PROVIDED RECORDS

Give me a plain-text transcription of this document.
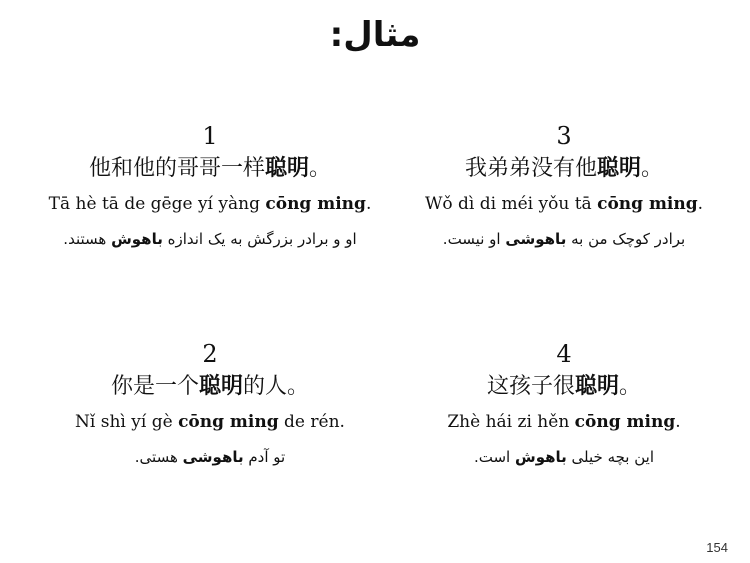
مثال:
1
他和他的哥哥一样聪明。
Tā hè tā de gēge yí yàng cōng ming.
او و برادر بزرگش به یک اندازه باهوش هستند.
3
我弟弟没有他聪明。
Wǒ dì di méi yǒu tā cōng ming.
برادر کوچک من به باهوشی او نیست.
2
你是一个聪明的人。
Nǐ shì yí gè cōng ming de rén.
تو آدم باهوشی هستی.
4
这孩子很聪明。
Zhè hái zi hěn cōng ming.
این بچه خیلی باهوش است.
154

DIRECTIONS
Each line above is to be copied verbatim. Drop any image from the copy.

SOLVED EXERCISE
Give me a plain-text transcription of this document.
مثال:
1
他和他的哥哥一样聪明。
Tā hè tā de gēge yí yàng cōng ming.
او و برادر بزرگش به یک اندازه باهوش هستند.
3
我弟弟没有他聪明。
Wǒ dì di méi yǒu tā cōng ming.
برادر کوچک من به باهوشی او نیست.
2
你是一个聪明的人。
Nǐ shì yí gè cōng ming de rén.
تو آدم باهوشی هستی.
4
这孩子很聪明。
Zhè hái zi hěn cōng ming.
این بچه خیلی باهوش است.
154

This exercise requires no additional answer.